-- START OF Records supplied --

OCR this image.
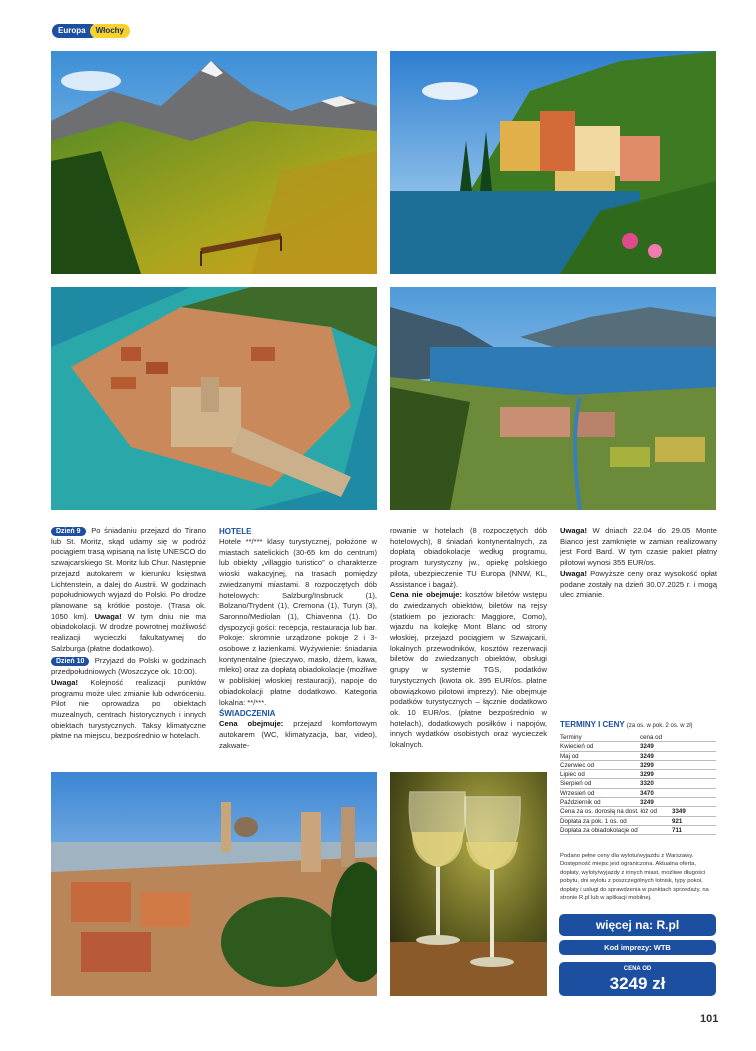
Europa	Włochy

Dzień 9 Po śniadaniu przejazd do Tirano lub St. Moritz, skąd udamy się w podróż pociągiem trasą wpisaną na listę UNESCO do szwajcarskiego St. Moritz lub Chur. Następnie przejazd autokarem w kierunku księstwa Lichtenstein, a dalej do Austrii. W godzinach popołudniowych wyjazd do Polski. Po drodze planowane są krótkie postoje. (Trasa ok. 1050 km). Uwaga! W tym dniu nie ma obiadokolacji. W drodze powrotnej możliwość realizacji wycieczki fakultatywnej do Salzburga (płatne dodatkowo).

Dzień 10 Przyjazd do Polski w godzinach przedpołudniowych (Woszczyce ok. 10:00).

Uwaga! Kolejność realizacji punktów programu może ulec zmianie lub odwróceniu. Pilot nie oprowadza po obiektach muzealnych, centrach historycznych i innych obiektach turystycznych. Taksy klimatyczne płatne na miejscu, bezpośrednio w hotelach.

HOTELE

Hotele **/*** klasy turystycznej, położone w miastach satelickich (30-65 km do centrum) lub obiekty „villaggio turistico” o charakterze wioski wakacyjnej, na trasach pomiędzy zwiedzanymi miastami. 8 rozpoczętych dób hotelowych: Salzburg/Insbruck (1), Bolzano/Trydent (1), Cremona (1), Turyn (3), Saronno/Mediolan (1), Chiavenna (1). Do dyspozycji gości: recepcja, restauracja lub bar. Pokoje: skromnie urządzone pokoje 2 i 3-osobowe z łazienkami. Wyżywienie: śniadania kontynentalne (pieczywo, masło, dżem, kawa, mleko) oraz za dopłatą obiadokolacje (możliwe w pobliskiej włoskiej restauracji), napoje do obiadokolacji płatne dodatkowo. Kategoria lokalna: **/***.

ŚWIADCZENIA

Cena obejmuje: przejazd komfortowym autokarem (WC, klimatyzacja, bar, video), zakwate-

rowanie w hotelach (8 rozpoczętych dób hotelowych), 8 śniadań kontynentalnych, za dopłatą obiadokolacje według programu, program turystyczny jw., opiekę polskiego pilota, ubezpieczenie TU Europa (NNW, KL, Assistance i bagaż).

Cena nie obejmuje: kosztów biletów wstępu do zwiedzanych obiektów, biletów na rejsy (statkiem po jeziorach: Maggiore, Como), wjazdu na kolejkę Mont Blanc od strony włoskiej, przejazd pociągiem w Szwajcarii, lokalnych przewodników, kosztów rezerwacji biletów do zwiedzanych obiektów, obsługi grupy w systemie TGS, podatków turystycznych (kwota ok. 395 EUR/os. płatne obowiązkowo pilotowi imprezy). Nie obejmuje podatków turystycznych – łącznie dodatkowo ok. 10 EUR/os. (płatne bezpośrednio w hotelach), dodatkowych posiłków i napojów, innych wydatków osobistych oraz wycieczek lokalnych.

Uwaga! W dniach 22.04 do 29.05 Monte Bianco jest zamknięte w zamian realizowany jest Ford Bard. W tym czasie pakiet płatny pilotowi wynosi 355 EUR/os.

Uwaga! Powyższe ceny oraz wysokość opłat podane zostały na dzień 30.07.2025 r. i mogą ulec zmianie.

TERMINY I CENY (za os. w pok. 2 os. w zł)
Terminy	cena od
Kwiecień od	3249
Maj od	3249
Czerwiec od	3299
Lipiec od	3299
Sierpień od	3320
Wrzesień od	3470
Październik od	3249
Cena za os. dorosłą na dost. łóż od	3349
Dopłata za pok. 1 os. od	921
Dopłata za obiadokolacje od	711
Podano pełne ceny dla wylotu/wyjazdu z Warszawy. Dostępność miejsc jest ograniczona. Aktualna oferta, dopłaty, wyloty/wyjazdy z innych miast, możliwe długości pobytu, dni wylotu z poszczególnych lotnisk, typy pokoi, dopłaty i usługi do sprawdzenia w punktach sprzedaży, na stronie R.pl lub w aplikacji mobilnej.
więcej na: R.pl
Kod imprezy: WTB
CENA OD
3249 zł
101
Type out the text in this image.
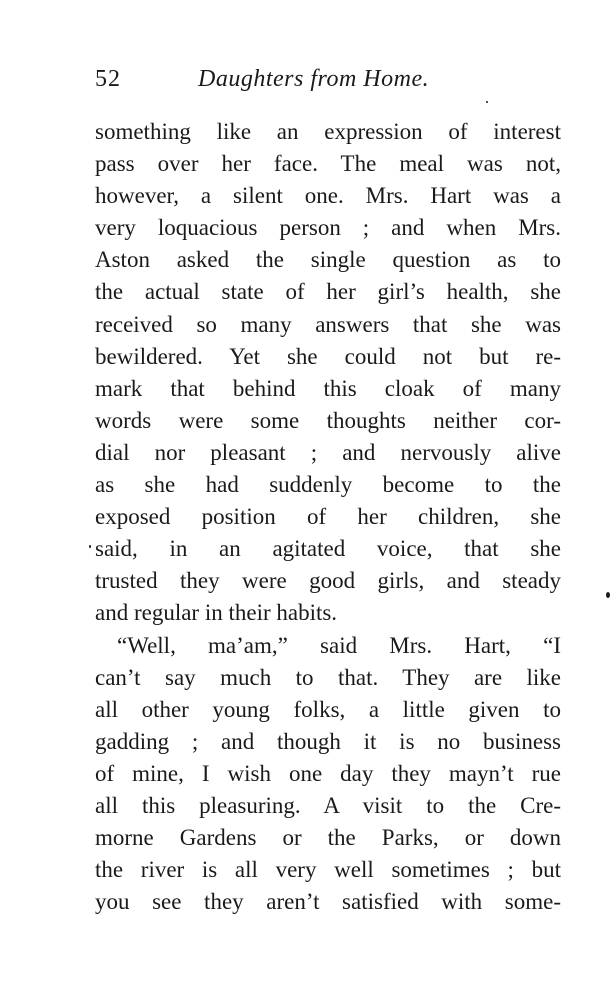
52	Daughters from Home.
something like an expression of interest
pass over her face. The meal was not,
however, a silent one. Mrs. Hart was a
very loquacious person ; and when Mrs.
Aston asked the single question as to
the actual state of her girl’s health, she
received so many answers that she was
bewildered. Yet she could not but re-
mark that behind this cloak of many
words were some thoughts neither cor-
dial nor pleasant ; and nervously alive
as she had suddenly become to the
exposed position of her children, she
said, in an agitated voice, that she
trusted they were good girls, and steady
and regular in their habits.
“Well, ma’am,” said Mrs. Hart, “I
can’t say much to that. They are like
all other young folks, a little given to
gadding ; and though it is no business
of mine, I wish one day they mayn’t rue
all this pleasuring. A visit to the Cre-
morne Gardens or the Parks, or down
the river is all very well sometimes ; but
you see they aren’t satisfied with some-
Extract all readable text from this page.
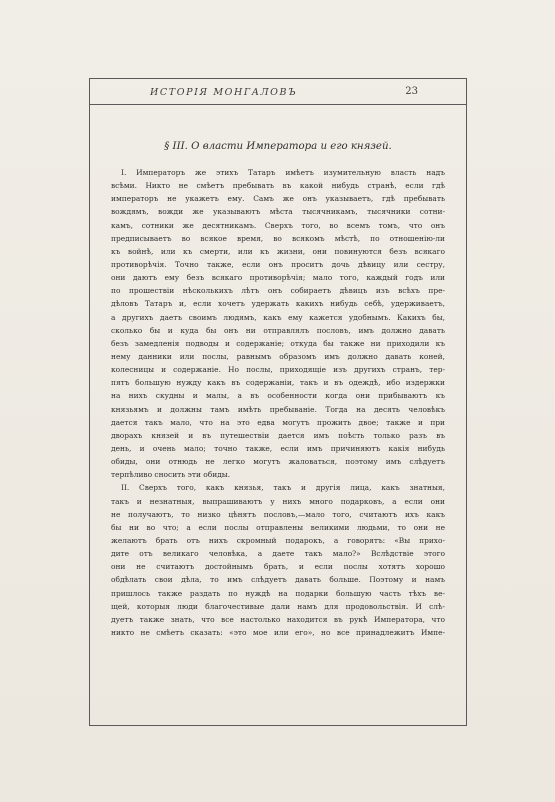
ИСТОРІЯ МОНГАЛОВЪ	23
§ III. О власти Императора и его князей.
I. Императоръ же этихъ Татаръ имѣетъ изумительную власть надъ
всѣми. Никто не смѣетъ пребывать въ какой нибудь странѣ, если гдѣ
императоръ не укажетъ ему. Самъ же онъ указываетъ, гдѣ пребывать
вождямъ, вожди же указываютъ мѣста тысячникамъ, тысячники сотни-
камъ, сотники же десятникамъ. Сверхъ того, во всемъ томъ, что онъ
предписываетъ во всякое время, во всякомъ мѣстѣ, по отношенію-ли
къ войнѣ, или къ смерти, или къ жизни, они повинуются безъ всякаго
противорѣчія. Точно также, если онъ проситъ дочь дѣвицу или сестру,
они даютъ ему безъ всякаго противорѣчія; мало того, каждый годъ или
по прошествіи нѣсколькихъ лѣтъ онъ собираетъ дѣвицъ изъ всѣхъ пре-
дѣловъ Татаръ и, если хочетъ удержать какихъ нибудь себѣ, удерживаетъ,
а другихъ даетъ своимъ людямъ, какъ ему кажется удобнымъ. Какихъ бы,
сколько бы и куда бы онъ ни отправлялъ пословъ, имъ должно давать
безъ замедленія подводы и содержаніе; откуда бы также ни приходили къ
нему данники или послы, равнымъ образомъ имъ должно давать коней,
колесницы и содержаніе. Но послы, приходящіе изъ другихъ странъ, тер-
пятъ большую нужду какъ въ содержаніи, такъ и въ одеждѣ, ибо издержки
на нихъ скудны и малы, а въ особенности когда они прибываютъ къ
князьямъ и должны тамъ имѣть пребываніе. Тогда на десять человѣкъ
дается такъ мало, что на это едва могутъ прожить двое; также и при
дворахъ князей и въ путешествіи дается имъ поѣсть только разъ въ
день, и очень мало; точно также, если имъ причиняютъ какія нибудь
обиды, они отнюдь не легко могутъ жаловаться, поэтому имъ слѣдуетъ
терпѣливо сносить эти обиды.
II. Сверхъ того, какъ князья, такъ и другія лица, какъ знатныя,
такъ и незнатныя, выпрашиваютъ у нихъ много подарковъ, а если они
не получаютъ, то низко цѣнятъ пословъ,—мало того, считаютъ ихъ какъ
бы ни во что; а если послы отправлены великими людьми, то они не
желаютъ брать отъ нихъ скромный подарокъ, а говорятъ: «Вы прихо-
дите отъ великаго человѣка, а даете такъ мало?» Вслѣдствіе этого
они не считаютъ достойнымъ брать, и если послы хотятъ хорошо
обдѣлать свои дѣла, то имъ слѣдуетъ давать больше. Поэтому и намъ
пришлось также раздать по нуждѣ на подарки большую часть тѣхъ ве-
щей, которыя люди благочестивые дали намъ для продовольствія. И слѣ-
дуетъ также знать, что все настолько находится въ рукѣ Императора, что
никто не смѣетъ сказать: «это мое или его», но все принадлежитъ Импе-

-- END OF Records supplied --

Search the records above for the string "Uwaga". Copy every line that contains it.

■ Written reply:
Dzień 9 Po śniadaniu przejazd do Tirano lub St. Moritz, skąd udamy się w podróż pociągiem trasą wpisaną na listę UNESCO do szwajcarskiego St. Moritz lub Chur. Następnie przejazd autokarem w kierunku księstwa Lichtenstein, a dalej do Austrii. W godzinach popołudniowych wyjazd do Polski. Po drodze planowane są krótkie postoje. (Trasa ok. 1050 km). Uwaga! W tym dniu nie ma obiadokolacji. W drodze powrotnej możliwość realizacji wycieczki fakultatywnej do Salzburga (płatne dodatkowo).
Uwaga! Kolejność realizacji punktów programu może ulec zmianie lub odwróceniu. Pilot nie oprowadza po obiektach muzealnych, centrach historycznych i innych obiektach turystycznych. Taksy klimatyczne płatne na miejscu, bezpośrednio w hotelach.
Uwaga! W dniach 22.04 do 29.05 Monte Bianco jest zamknięte w zamian realizowany jest Ford Bard. W tym czasie pakiet płatny pilotowi wynosi 355 EUR/os.
Uwaga! Powyższe ceny oraz wysokość opłat podane zostały na dzień 30.07.2025 r. i mogą ulec zmianie.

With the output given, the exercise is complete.